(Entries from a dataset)
——————
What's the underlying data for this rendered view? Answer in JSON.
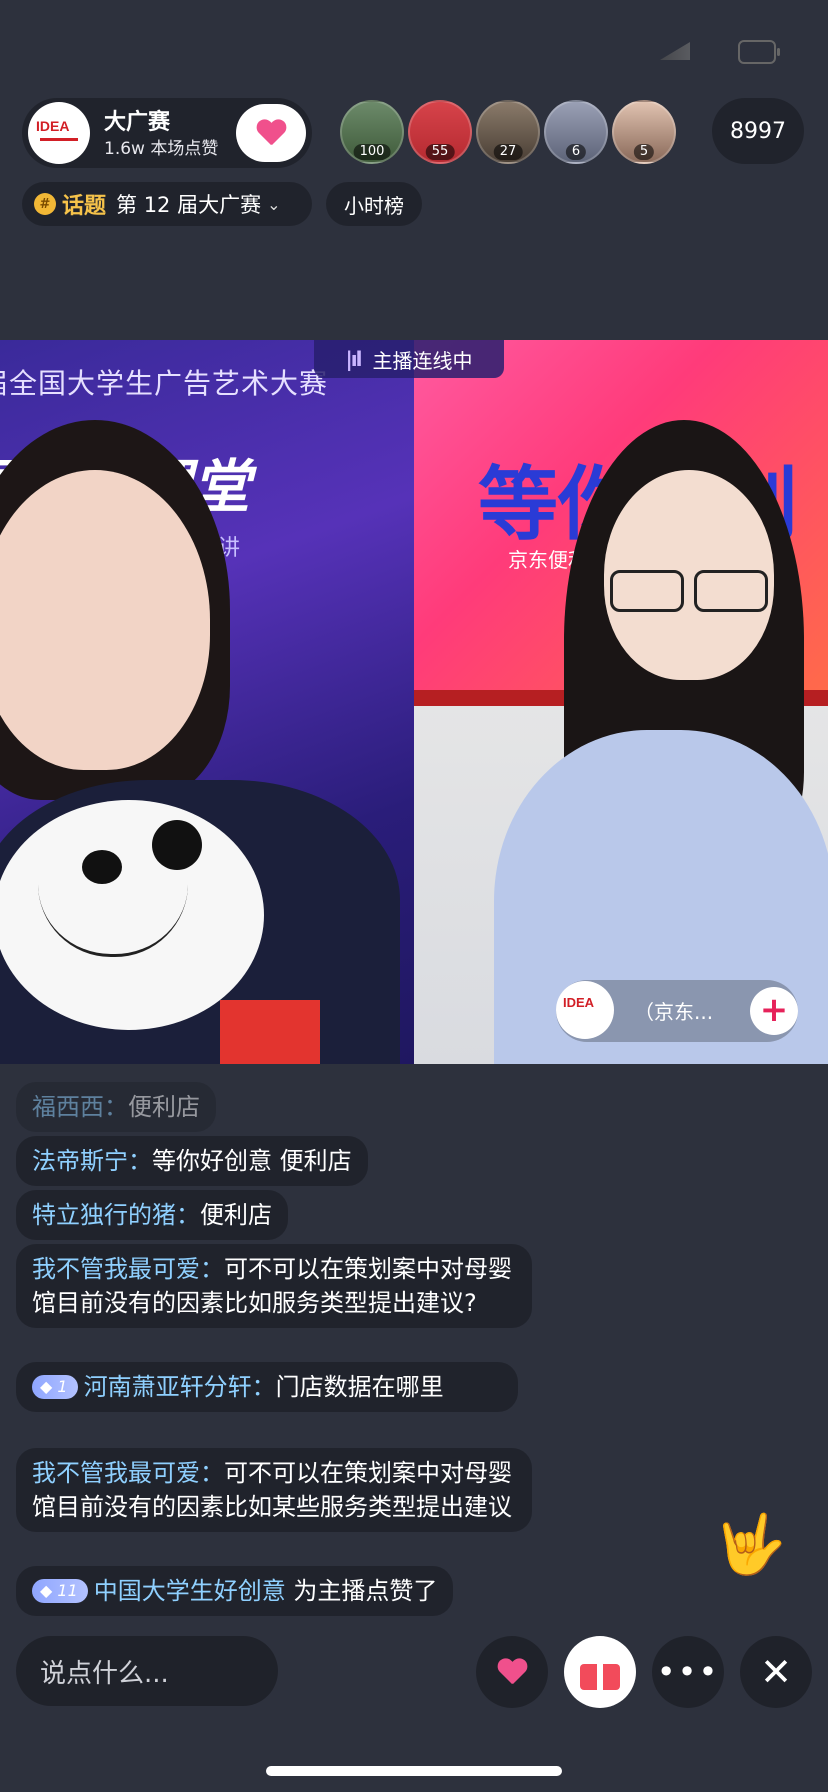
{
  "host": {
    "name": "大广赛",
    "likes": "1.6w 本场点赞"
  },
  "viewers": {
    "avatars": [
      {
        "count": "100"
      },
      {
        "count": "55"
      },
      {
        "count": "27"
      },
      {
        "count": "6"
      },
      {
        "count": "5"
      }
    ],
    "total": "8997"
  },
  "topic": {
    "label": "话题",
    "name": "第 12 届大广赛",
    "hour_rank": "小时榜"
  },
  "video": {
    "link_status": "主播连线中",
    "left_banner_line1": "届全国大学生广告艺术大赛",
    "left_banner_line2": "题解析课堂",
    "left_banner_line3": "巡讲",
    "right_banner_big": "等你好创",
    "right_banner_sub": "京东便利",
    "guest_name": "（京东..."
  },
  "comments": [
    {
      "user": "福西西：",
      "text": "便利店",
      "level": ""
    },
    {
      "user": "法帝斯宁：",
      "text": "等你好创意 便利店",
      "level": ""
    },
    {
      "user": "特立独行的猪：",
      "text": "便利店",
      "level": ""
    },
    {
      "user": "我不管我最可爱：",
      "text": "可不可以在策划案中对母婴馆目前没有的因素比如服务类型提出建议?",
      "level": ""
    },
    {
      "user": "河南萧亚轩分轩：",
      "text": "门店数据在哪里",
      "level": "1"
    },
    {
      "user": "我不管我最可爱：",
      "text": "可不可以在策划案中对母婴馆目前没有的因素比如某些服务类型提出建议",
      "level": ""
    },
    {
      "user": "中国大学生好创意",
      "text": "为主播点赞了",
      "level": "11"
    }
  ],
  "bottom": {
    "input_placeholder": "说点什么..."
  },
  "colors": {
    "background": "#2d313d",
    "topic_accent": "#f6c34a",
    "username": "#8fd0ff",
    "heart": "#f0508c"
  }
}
——————
■ **Stated goal**: Transcribe the records above exactly, leaving out every picture.

■ **Answer to this problem**:
What's the underlying data for this rendered view? Answer in JSON.
{
  "host": {
    "name": "大广赛",
    "likes": "1.6w 本场点赞"
  },
  "viewers": {
    "avatars": [
      {
        "count": "100"
      },
      {
        "count": "55"
      },
      {
        "count": "27"
      },
      {
        "count": "6"
      },
      {
        "count": "5"
      }
    ],
    "total": "8997"
  },
  "topic": {
    "label": "话题",
    "name": "第 12 届大广赛",
    "hour_rank": "小时榜"
  },
  "video": {
    "link_status": "主播连线中",
    "left_banner_line1": "届全国大学生广告艺术大赛",
    "left_banner_line2": "题解析课堂",
    "left_banner_line3": "巡讲",
    "right_banner_big": "等你好创",
    "right_banner_sub": "京东便利",
    "guest_name": "（京东..."
  },
  "comments": [
    {
      "user": "福西西：",
      "text": "便利店",
      "level": ""
    },
    {
      "user": "法帝斯宁：",
      "text": "等你好创意 便利店",
      "level": ""
    },
    {
      "user": "特立独行的猪：",
      "text": "便利店",
      "level": ""
    },
    {
      "user": "我不管我最可爱：",
      "text": "可不可以在策划案中对母婴馆目前没有的因素比如服务类型提出建议?",
      "level": ""
    },
    {
      "user": "河南萧亚轩分轩：",
      "text": "门店数据在哪里",
      "level": "1"
    },
    {
      "user": "我不管我最可爱：",
      "text": "可不可以在策划案中对母婴馆目前没有的因素比如某些服务类型提出建议",
      "level": ""
    },
    {
      "user": "中国大学生好创意",
      "text": "为主播点赞了",
      "level": "11"
    }
  ],
  "bottom": {
    "input_placeholder": "说点什么..."
  },
  "colors": {
    "background": "#2d313d",
    "topic_accent": "#f6c34a",
    "username": "#8fd0ff",
    "heart": "#f0508c"
  }
}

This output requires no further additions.